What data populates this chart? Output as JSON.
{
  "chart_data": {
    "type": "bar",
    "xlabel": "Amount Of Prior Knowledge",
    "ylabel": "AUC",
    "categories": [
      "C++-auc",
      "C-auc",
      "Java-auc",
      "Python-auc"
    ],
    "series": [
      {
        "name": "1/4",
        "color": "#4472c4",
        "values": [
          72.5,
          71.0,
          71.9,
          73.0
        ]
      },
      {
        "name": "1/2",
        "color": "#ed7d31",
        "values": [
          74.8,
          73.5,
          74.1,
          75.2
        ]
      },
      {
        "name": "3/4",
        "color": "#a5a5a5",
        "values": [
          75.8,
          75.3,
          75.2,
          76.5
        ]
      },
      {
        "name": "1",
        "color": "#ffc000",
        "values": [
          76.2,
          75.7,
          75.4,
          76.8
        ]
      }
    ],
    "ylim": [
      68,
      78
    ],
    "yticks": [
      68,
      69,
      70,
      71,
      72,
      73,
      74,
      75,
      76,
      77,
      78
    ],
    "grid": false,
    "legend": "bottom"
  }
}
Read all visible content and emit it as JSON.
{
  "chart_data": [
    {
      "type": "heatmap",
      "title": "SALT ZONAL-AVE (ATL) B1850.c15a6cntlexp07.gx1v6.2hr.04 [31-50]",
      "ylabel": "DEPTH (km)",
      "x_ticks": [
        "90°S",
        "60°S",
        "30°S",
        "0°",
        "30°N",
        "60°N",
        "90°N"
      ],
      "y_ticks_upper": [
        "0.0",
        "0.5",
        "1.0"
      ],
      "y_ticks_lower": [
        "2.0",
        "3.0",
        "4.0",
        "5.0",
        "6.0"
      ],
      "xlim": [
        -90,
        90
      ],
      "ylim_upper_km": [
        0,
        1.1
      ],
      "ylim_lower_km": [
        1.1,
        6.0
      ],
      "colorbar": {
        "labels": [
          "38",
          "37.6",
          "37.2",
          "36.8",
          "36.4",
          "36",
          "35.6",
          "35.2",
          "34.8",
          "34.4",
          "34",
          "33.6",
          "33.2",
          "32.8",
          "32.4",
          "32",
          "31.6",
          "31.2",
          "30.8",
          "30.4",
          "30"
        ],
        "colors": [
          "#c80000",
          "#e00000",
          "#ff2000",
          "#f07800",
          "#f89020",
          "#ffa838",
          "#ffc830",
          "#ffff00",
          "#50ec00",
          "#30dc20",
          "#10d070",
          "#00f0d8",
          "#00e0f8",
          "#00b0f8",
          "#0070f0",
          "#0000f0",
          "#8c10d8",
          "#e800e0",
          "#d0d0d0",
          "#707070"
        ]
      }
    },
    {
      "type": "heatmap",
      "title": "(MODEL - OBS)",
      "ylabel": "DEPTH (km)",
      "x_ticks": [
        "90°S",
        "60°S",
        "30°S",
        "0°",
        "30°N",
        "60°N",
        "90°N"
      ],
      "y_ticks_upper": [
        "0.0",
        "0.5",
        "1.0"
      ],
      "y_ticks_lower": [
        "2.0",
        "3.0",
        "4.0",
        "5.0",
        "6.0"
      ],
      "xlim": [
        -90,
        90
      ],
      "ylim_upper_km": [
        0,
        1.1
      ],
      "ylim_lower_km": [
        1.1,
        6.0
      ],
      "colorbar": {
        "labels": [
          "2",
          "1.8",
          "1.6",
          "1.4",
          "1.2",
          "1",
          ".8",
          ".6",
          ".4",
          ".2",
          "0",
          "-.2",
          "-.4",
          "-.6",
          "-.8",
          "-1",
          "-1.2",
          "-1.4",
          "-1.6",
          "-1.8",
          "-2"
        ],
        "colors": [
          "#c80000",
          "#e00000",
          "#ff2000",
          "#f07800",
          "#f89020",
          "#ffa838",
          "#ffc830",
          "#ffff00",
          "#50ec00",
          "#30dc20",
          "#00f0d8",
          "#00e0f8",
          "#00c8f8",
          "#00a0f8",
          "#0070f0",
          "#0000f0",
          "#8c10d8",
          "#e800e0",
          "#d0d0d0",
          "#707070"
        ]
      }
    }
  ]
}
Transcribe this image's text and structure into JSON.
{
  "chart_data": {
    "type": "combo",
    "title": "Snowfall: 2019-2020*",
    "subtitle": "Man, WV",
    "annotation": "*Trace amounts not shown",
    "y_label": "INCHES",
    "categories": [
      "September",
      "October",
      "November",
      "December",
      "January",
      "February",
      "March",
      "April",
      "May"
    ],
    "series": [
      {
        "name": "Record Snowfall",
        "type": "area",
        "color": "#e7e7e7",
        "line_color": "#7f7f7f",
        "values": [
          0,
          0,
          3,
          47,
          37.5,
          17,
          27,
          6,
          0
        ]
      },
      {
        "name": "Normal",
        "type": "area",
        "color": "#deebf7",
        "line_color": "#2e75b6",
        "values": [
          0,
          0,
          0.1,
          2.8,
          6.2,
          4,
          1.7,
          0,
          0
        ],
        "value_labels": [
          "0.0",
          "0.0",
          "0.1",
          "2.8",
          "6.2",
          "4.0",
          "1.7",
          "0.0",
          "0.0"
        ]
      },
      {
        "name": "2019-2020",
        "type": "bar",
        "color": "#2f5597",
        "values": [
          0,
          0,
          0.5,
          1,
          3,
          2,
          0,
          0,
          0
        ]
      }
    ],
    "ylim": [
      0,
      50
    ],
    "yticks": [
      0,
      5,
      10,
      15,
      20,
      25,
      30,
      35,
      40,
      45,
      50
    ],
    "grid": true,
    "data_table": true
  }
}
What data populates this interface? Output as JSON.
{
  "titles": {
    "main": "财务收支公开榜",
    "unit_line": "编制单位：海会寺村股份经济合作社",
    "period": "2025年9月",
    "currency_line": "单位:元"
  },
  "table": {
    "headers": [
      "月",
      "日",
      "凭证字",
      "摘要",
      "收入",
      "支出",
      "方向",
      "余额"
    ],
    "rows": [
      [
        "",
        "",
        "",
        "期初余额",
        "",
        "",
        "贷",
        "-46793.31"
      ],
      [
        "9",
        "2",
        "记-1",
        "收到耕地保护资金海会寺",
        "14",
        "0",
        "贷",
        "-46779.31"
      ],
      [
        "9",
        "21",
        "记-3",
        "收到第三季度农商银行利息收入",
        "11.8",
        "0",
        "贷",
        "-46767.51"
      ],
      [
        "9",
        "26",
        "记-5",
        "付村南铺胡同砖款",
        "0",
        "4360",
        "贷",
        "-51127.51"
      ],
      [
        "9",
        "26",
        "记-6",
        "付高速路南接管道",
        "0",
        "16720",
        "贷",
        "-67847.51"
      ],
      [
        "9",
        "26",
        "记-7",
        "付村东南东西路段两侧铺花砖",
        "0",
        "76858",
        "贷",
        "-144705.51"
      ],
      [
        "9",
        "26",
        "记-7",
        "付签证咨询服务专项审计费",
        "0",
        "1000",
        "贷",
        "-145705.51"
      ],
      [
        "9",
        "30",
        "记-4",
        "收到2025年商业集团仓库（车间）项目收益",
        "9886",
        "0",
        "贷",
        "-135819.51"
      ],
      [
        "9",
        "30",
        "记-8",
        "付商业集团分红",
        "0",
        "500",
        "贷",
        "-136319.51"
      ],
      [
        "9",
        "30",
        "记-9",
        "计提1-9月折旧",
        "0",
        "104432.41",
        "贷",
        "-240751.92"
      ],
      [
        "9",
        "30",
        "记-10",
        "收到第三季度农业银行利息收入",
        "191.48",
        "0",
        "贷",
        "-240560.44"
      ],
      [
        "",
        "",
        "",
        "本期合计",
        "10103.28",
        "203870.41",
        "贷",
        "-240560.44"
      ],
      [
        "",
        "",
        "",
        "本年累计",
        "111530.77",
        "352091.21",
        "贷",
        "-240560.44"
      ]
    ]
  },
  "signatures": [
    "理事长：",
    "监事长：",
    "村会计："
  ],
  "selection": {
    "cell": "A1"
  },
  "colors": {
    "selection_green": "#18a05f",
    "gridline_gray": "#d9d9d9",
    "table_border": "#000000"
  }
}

**Prompt:** Collect the complete line wherever the string "name" appears in the records.

**In response:**
        "name": "1/4",
        "name": "1/2",
        "name": "3/4",
        "name": "1",
        "name": "Record Snowfall",
        "name": "Normal",
        "name": "2019-2020",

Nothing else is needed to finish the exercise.